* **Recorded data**
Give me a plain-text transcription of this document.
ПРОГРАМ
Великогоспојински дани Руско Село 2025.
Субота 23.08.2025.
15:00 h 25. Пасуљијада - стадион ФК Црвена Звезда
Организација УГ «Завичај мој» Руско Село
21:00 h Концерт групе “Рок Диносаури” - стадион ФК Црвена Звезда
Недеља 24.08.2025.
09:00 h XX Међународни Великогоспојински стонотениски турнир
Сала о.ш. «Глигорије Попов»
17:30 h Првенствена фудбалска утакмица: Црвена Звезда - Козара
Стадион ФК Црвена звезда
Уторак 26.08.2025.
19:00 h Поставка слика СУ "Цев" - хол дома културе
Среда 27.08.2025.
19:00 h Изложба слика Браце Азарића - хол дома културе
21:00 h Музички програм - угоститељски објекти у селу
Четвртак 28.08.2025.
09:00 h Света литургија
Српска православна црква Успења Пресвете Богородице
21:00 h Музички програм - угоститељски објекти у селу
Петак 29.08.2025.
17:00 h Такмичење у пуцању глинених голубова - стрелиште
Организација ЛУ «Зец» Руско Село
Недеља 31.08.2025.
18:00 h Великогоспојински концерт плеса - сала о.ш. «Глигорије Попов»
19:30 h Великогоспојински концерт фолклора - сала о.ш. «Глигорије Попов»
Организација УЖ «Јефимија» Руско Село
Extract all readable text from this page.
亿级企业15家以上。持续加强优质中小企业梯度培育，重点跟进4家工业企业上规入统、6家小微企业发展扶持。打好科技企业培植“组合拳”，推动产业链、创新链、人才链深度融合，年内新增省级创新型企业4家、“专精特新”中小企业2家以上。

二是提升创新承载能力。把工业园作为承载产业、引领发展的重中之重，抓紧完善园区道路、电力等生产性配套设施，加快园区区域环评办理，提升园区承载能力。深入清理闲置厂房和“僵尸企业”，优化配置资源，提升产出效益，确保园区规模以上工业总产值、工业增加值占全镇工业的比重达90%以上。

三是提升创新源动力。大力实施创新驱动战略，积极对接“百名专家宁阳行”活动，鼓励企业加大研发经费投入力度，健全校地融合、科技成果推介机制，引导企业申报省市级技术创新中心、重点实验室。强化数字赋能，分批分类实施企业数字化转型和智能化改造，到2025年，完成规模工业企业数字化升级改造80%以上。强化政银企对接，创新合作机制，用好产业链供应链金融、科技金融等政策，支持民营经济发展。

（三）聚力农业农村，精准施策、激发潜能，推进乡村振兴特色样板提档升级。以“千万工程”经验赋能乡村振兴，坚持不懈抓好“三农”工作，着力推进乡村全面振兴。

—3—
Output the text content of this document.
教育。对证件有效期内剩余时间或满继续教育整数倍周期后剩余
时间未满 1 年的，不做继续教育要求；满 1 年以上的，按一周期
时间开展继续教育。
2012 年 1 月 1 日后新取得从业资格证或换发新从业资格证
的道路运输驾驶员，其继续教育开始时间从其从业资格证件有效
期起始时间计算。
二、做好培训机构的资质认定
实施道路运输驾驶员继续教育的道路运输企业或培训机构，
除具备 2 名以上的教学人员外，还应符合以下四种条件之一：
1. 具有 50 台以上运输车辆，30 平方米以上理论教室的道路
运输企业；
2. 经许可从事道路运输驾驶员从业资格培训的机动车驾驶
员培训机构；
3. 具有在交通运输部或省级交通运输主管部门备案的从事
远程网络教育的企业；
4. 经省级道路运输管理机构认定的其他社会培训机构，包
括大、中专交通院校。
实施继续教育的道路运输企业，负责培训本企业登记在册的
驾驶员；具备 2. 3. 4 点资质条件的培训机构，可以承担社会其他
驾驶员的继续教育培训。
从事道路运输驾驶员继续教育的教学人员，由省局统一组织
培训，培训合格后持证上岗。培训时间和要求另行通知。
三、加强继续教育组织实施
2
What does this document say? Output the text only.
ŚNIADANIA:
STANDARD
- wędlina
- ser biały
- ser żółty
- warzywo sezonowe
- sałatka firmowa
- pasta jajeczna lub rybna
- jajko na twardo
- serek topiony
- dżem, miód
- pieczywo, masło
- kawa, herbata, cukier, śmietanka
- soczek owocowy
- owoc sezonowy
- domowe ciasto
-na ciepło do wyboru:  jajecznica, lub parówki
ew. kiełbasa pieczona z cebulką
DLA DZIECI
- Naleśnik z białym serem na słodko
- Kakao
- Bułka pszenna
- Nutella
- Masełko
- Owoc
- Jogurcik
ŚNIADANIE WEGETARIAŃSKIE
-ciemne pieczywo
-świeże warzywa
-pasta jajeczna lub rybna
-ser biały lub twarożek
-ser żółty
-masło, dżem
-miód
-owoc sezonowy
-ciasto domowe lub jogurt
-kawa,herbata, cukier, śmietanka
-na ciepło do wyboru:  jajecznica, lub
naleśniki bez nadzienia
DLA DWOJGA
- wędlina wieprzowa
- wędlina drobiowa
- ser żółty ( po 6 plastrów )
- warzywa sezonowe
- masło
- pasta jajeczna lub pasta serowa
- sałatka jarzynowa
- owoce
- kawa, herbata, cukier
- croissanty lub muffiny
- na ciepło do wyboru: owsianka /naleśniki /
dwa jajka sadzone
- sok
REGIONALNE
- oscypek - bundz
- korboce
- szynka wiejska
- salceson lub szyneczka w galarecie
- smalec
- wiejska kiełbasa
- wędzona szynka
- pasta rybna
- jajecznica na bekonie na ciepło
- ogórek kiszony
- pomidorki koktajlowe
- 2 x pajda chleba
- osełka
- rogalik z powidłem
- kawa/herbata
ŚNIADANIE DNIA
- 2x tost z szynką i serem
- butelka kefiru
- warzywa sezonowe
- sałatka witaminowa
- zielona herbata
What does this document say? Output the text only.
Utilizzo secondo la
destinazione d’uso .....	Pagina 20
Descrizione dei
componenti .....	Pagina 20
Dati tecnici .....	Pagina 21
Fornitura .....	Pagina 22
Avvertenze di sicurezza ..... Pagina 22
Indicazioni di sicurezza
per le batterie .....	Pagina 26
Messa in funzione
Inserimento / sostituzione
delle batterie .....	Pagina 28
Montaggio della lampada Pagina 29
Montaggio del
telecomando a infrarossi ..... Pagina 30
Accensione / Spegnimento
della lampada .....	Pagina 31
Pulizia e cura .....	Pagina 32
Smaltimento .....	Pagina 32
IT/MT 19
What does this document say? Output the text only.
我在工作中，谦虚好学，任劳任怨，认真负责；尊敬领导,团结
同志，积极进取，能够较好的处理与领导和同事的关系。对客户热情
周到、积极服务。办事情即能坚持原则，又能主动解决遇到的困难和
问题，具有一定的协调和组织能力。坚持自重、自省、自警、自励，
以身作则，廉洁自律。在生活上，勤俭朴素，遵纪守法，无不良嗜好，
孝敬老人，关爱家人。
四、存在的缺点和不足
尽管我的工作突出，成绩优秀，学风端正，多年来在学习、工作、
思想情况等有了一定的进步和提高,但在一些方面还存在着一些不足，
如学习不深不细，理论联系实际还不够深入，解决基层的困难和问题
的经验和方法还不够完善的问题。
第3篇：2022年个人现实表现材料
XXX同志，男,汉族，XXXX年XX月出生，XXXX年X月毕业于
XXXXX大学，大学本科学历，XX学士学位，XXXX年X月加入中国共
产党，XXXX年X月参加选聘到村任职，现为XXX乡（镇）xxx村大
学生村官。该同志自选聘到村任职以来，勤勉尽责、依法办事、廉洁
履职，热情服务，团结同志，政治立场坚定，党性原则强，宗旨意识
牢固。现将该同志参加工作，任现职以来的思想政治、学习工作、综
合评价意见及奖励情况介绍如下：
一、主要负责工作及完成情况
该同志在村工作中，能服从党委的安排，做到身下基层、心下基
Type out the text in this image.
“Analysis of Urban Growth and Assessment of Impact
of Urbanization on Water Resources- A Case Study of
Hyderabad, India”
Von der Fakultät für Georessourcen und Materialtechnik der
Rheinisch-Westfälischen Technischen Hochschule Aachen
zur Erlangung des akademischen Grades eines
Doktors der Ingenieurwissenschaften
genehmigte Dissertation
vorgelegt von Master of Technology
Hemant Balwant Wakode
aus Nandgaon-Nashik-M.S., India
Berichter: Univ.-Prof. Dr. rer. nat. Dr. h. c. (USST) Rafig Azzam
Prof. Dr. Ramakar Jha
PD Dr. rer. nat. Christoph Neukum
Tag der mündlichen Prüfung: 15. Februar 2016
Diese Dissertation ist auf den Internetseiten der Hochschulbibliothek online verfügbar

* **Work to do**
Check each line of the records for the word "Глигорије" and extract those that contain it.

* **Response for this exercise**
Сала о.ш. «Глигорије Попов»
18:00 h Великогоспојински концерт плеса - сала о.ш. «Глигорије Попов»
19:30 h Великогоспојински концерт фолклора - сала о.ш. «Глигорије Попов»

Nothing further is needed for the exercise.